## Working data
--- start ---
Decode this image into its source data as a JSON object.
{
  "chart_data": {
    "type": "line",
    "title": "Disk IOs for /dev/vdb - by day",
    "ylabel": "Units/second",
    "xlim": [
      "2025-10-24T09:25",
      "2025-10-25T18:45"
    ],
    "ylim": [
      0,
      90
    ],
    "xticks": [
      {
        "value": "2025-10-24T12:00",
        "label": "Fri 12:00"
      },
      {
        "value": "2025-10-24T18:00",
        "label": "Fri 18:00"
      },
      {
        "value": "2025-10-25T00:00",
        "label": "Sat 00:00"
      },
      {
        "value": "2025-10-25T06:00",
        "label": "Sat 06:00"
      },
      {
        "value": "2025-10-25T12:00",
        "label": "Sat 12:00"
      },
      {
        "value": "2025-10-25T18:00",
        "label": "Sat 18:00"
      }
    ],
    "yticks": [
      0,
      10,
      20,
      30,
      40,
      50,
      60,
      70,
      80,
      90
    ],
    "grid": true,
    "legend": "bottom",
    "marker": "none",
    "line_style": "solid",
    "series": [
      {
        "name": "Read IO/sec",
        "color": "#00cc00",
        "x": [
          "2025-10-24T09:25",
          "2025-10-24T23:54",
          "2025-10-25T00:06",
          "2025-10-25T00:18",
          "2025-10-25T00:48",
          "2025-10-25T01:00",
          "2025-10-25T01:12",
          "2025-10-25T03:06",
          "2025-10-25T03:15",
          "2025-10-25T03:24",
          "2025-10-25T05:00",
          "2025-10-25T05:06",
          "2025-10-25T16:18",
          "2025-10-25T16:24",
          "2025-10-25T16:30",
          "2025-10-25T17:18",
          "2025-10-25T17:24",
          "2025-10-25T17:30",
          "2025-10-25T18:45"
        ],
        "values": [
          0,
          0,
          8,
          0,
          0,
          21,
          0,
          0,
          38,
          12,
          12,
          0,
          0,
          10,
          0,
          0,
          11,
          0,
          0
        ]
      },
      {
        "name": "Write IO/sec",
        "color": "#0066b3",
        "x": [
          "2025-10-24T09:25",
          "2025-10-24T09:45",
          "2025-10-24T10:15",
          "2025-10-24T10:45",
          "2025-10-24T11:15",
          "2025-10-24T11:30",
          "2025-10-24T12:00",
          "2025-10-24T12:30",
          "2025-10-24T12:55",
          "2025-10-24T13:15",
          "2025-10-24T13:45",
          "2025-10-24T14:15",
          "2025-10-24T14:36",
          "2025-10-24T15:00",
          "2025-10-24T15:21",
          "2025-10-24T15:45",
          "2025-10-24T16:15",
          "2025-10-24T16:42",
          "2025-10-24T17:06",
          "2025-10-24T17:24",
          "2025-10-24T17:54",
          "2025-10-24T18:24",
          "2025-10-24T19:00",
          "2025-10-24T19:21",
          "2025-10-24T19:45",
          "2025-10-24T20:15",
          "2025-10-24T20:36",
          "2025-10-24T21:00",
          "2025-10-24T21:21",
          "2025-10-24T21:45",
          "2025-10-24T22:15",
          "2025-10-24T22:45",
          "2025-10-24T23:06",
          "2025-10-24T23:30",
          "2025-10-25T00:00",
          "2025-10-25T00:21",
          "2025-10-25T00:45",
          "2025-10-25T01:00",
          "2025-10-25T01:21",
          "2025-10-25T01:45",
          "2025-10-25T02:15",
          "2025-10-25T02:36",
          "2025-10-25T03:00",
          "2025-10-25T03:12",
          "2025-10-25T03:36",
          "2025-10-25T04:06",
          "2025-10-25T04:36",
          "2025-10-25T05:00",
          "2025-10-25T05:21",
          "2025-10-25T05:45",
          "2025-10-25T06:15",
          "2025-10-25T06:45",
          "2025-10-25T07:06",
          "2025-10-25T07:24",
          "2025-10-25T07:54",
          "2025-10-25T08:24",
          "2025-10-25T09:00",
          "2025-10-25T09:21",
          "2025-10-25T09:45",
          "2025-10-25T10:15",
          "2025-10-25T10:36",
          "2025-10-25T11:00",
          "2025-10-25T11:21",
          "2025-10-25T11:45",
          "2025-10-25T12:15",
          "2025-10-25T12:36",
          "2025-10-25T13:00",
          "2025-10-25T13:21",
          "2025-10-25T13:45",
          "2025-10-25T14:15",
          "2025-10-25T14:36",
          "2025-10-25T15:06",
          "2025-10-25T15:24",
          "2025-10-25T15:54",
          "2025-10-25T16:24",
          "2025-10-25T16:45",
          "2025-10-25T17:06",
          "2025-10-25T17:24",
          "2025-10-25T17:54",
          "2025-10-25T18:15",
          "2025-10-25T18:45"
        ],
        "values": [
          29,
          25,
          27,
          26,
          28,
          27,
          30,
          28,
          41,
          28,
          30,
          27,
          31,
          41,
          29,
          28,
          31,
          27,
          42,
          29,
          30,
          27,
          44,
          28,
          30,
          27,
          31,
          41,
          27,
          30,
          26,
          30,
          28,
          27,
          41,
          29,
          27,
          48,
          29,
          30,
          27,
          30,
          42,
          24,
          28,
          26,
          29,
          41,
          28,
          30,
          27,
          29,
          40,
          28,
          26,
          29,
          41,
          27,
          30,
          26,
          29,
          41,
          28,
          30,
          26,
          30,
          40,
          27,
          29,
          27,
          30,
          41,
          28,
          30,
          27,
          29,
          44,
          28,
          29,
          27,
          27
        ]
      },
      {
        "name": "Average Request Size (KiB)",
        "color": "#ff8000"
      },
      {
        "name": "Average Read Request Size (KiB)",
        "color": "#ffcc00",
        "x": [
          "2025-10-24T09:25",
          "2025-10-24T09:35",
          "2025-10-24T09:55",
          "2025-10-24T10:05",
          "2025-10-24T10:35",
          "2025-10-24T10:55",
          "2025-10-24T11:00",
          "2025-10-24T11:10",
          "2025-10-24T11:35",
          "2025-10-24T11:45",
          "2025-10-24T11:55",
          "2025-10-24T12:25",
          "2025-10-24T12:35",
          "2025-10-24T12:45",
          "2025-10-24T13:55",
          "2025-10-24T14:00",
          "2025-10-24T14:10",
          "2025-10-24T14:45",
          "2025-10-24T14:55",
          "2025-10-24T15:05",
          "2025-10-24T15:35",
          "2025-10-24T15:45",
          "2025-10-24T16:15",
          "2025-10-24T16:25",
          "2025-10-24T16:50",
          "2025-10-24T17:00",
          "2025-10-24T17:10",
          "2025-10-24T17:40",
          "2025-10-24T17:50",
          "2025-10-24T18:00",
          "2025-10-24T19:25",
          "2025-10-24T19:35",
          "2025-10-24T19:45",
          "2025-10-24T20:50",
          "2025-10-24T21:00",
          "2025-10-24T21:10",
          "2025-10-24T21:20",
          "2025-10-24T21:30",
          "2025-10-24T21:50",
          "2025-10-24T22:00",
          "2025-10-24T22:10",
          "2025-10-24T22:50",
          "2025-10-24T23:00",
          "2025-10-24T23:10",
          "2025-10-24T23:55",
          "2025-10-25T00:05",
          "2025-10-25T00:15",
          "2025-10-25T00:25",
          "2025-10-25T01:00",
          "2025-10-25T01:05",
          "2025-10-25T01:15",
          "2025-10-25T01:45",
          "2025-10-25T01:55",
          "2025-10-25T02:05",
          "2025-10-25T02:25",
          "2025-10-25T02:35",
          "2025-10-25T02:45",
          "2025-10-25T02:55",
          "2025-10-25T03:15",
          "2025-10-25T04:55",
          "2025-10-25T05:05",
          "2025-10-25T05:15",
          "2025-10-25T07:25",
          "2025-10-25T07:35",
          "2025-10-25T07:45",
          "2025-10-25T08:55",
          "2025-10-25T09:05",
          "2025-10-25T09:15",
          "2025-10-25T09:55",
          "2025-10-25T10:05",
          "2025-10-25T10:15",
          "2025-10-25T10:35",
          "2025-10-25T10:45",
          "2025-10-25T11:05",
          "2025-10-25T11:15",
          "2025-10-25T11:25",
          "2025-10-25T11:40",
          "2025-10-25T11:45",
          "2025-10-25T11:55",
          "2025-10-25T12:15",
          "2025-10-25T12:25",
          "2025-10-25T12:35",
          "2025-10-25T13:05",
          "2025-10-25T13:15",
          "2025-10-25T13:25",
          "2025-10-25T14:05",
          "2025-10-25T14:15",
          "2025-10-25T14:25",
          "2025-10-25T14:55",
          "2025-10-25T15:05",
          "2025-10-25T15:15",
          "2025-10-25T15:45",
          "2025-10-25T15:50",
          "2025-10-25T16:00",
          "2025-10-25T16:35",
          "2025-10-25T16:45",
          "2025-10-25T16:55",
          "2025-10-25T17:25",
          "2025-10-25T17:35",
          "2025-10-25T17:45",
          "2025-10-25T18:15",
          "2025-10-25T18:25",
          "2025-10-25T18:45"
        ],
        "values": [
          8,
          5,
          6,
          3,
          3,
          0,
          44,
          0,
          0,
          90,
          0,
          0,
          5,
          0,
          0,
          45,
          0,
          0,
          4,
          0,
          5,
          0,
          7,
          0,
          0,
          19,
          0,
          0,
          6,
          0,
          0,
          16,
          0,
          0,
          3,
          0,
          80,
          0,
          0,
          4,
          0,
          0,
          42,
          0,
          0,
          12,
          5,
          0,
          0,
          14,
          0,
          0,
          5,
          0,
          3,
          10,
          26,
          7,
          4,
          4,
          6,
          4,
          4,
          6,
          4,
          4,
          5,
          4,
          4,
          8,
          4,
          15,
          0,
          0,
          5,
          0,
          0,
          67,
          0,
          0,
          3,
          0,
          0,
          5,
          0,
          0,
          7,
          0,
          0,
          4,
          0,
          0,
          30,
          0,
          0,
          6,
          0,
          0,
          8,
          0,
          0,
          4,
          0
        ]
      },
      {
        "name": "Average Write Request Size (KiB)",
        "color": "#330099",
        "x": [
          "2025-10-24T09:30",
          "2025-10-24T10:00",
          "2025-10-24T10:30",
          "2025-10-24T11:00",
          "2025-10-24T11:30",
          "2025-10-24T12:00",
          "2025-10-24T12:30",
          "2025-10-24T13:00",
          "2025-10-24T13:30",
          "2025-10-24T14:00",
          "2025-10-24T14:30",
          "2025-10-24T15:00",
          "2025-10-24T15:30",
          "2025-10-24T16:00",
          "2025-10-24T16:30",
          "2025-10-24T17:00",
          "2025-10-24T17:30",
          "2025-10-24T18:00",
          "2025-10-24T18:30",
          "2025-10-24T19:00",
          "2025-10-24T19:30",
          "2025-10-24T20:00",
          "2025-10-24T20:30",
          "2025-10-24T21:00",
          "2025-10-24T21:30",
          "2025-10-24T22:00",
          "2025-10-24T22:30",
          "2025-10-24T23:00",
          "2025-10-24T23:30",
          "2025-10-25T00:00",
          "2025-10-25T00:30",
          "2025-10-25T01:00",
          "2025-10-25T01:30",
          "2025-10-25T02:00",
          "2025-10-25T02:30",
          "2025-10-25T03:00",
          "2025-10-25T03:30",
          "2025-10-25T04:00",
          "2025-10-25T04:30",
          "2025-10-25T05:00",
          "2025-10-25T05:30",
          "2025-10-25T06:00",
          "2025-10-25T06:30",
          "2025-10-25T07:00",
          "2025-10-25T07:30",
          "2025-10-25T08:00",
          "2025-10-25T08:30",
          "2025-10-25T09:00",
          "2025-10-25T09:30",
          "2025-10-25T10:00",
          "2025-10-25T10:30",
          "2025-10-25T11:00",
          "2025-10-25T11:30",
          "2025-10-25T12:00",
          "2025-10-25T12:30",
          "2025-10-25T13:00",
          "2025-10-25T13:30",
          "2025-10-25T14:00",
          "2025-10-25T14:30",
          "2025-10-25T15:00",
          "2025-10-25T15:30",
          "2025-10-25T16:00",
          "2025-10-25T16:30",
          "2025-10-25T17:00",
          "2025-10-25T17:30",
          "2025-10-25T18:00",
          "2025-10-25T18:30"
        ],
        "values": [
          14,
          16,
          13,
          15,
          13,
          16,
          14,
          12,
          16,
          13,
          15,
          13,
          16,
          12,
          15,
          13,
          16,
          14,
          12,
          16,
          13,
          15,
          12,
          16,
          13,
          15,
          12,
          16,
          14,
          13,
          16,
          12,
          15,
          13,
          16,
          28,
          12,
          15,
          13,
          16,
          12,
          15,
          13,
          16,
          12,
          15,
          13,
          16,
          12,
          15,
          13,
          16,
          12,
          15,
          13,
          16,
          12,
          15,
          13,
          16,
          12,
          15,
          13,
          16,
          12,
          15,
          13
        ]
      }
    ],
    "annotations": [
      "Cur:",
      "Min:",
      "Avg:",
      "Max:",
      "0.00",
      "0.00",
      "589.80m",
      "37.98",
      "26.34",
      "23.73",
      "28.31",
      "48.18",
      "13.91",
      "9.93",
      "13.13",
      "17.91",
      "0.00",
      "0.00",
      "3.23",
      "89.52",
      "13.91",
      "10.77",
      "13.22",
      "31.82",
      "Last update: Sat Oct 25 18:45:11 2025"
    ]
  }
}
--- end ---
--- start ---
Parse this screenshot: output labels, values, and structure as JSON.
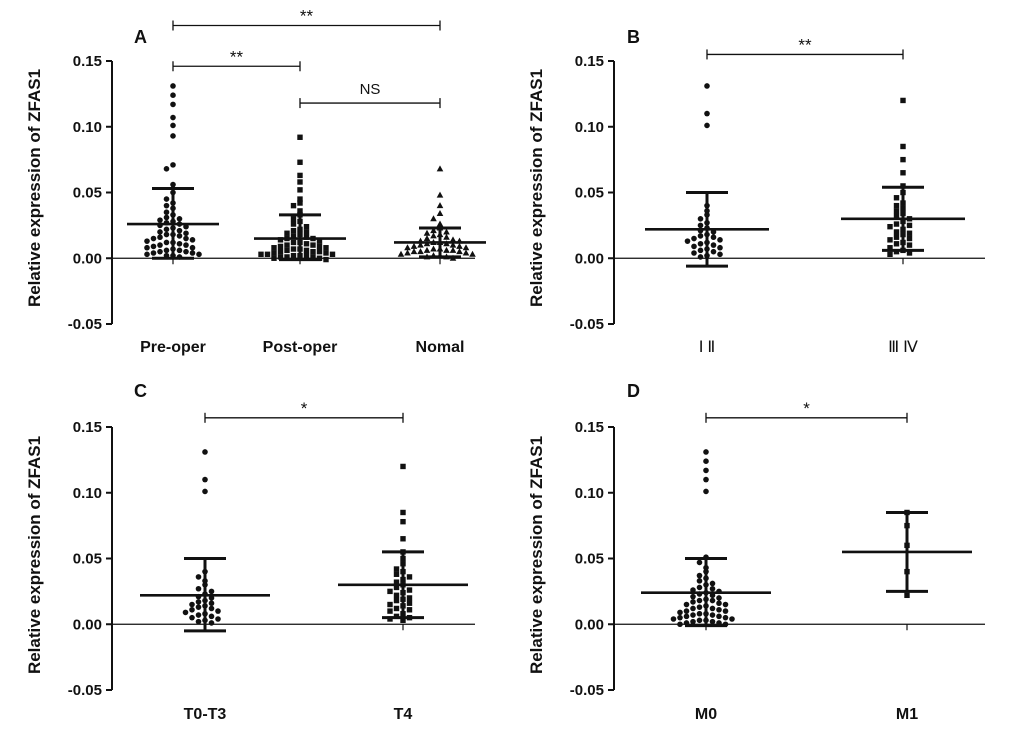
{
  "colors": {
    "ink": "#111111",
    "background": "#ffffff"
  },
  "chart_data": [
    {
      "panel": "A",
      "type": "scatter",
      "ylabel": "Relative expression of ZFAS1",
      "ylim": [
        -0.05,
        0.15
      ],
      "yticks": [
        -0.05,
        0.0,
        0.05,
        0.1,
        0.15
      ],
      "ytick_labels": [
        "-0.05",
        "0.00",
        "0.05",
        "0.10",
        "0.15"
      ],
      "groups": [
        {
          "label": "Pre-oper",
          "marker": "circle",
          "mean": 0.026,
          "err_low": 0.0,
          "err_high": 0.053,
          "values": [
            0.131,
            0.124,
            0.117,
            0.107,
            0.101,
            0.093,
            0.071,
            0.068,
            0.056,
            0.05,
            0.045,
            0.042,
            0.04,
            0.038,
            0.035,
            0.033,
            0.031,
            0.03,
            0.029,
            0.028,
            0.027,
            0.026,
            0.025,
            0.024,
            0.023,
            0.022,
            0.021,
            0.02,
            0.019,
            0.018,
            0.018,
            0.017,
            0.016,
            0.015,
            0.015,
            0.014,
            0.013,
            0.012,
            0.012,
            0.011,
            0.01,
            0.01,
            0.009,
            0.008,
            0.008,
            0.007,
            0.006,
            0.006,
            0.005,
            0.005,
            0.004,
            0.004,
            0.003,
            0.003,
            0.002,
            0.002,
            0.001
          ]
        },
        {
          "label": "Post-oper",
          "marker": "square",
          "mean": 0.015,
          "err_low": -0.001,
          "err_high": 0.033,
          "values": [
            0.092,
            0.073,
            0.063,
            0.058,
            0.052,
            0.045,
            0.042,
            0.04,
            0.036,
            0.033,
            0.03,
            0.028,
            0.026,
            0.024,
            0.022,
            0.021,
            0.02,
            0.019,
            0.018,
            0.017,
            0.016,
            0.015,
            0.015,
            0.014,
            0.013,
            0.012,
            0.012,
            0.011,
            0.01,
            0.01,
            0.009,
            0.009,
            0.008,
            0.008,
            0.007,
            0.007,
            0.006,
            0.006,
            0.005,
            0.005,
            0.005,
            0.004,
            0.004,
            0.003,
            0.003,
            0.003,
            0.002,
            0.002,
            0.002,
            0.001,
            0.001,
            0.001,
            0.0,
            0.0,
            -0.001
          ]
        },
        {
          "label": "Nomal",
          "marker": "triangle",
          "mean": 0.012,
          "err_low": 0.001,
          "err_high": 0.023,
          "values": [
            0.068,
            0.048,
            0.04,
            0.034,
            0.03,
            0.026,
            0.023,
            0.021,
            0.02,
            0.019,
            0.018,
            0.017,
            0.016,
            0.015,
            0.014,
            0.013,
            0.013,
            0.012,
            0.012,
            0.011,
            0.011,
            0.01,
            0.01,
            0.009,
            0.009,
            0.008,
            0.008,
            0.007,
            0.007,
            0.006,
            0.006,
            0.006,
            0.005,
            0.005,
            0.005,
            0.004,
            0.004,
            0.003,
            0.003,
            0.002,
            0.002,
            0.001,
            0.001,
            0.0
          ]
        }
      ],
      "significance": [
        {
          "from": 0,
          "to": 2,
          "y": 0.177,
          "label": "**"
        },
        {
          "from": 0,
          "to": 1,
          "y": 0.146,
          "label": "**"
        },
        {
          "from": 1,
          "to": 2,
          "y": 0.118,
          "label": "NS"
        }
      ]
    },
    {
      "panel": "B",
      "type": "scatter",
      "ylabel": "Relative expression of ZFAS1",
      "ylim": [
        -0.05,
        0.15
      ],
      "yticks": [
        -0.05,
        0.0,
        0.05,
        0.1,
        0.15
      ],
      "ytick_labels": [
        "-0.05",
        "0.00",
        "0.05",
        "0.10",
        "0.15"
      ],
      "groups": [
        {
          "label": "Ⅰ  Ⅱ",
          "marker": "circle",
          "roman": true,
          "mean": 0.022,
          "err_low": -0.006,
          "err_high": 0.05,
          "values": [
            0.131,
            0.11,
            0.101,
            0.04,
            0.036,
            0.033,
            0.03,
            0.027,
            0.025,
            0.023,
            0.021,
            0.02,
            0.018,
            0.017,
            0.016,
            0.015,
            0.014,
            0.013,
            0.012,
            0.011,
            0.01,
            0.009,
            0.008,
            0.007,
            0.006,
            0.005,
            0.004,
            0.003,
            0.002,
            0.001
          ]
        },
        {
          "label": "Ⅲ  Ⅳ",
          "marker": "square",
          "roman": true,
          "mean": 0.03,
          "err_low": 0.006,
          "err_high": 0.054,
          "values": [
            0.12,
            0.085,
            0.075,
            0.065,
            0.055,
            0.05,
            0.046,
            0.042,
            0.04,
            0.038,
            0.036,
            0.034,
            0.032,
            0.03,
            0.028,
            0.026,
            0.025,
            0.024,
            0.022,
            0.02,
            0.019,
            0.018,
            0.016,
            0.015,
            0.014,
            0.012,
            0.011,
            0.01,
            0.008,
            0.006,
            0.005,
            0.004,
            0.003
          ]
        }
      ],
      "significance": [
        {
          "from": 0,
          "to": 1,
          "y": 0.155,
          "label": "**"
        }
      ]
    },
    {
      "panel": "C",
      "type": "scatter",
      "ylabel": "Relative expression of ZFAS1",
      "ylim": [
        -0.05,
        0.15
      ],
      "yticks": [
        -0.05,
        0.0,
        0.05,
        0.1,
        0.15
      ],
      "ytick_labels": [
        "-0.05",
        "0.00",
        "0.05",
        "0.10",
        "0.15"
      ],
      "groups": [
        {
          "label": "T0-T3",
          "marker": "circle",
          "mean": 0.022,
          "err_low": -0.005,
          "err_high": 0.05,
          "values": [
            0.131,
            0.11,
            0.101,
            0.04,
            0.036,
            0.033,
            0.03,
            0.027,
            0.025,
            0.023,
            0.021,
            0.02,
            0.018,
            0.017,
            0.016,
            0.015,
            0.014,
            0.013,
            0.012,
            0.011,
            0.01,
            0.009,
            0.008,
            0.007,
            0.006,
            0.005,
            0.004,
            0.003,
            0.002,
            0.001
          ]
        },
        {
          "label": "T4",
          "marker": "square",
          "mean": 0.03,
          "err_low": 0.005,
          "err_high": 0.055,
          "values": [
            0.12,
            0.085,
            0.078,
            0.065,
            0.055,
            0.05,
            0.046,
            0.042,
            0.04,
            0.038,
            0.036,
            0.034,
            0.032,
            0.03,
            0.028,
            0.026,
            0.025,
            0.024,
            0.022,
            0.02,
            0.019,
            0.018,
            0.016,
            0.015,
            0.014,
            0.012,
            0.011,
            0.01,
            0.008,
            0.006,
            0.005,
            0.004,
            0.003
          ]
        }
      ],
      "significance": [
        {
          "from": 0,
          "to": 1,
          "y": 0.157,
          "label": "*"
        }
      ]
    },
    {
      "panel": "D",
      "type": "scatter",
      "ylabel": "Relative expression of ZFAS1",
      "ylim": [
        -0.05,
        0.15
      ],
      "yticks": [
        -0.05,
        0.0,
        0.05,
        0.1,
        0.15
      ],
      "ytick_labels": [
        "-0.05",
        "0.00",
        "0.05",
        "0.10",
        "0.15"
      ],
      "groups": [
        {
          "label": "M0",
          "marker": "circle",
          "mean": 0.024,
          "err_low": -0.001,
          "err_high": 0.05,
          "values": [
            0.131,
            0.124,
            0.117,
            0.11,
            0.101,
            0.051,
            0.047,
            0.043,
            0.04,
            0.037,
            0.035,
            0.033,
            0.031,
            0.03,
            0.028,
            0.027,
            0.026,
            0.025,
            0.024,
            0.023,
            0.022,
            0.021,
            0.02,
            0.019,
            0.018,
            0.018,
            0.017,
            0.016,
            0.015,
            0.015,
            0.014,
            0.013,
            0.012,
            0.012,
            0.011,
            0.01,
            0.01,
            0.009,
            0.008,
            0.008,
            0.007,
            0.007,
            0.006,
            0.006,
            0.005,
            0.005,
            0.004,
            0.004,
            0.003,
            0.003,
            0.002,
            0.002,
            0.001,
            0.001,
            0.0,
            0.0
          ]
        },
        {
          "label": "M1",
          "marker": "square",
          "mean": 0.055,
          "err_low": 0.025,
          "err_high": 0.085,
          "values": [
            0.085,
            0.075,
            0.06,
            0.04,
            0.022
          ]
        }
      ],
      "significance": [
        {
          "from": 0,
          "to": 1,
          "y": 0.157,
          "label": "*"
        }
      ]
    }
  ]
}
--- end ---
## Job
Show each line of the listing that holds the string "name".

## Solution to the exercise
        "name": "Read IO/sec",
        "name": "Write IO/sec",
        "name": "Average Request Size (KiB)",
        "name": "Average Read Request Size (KiB)",
        "name": "Average Write Request Size (KiB)",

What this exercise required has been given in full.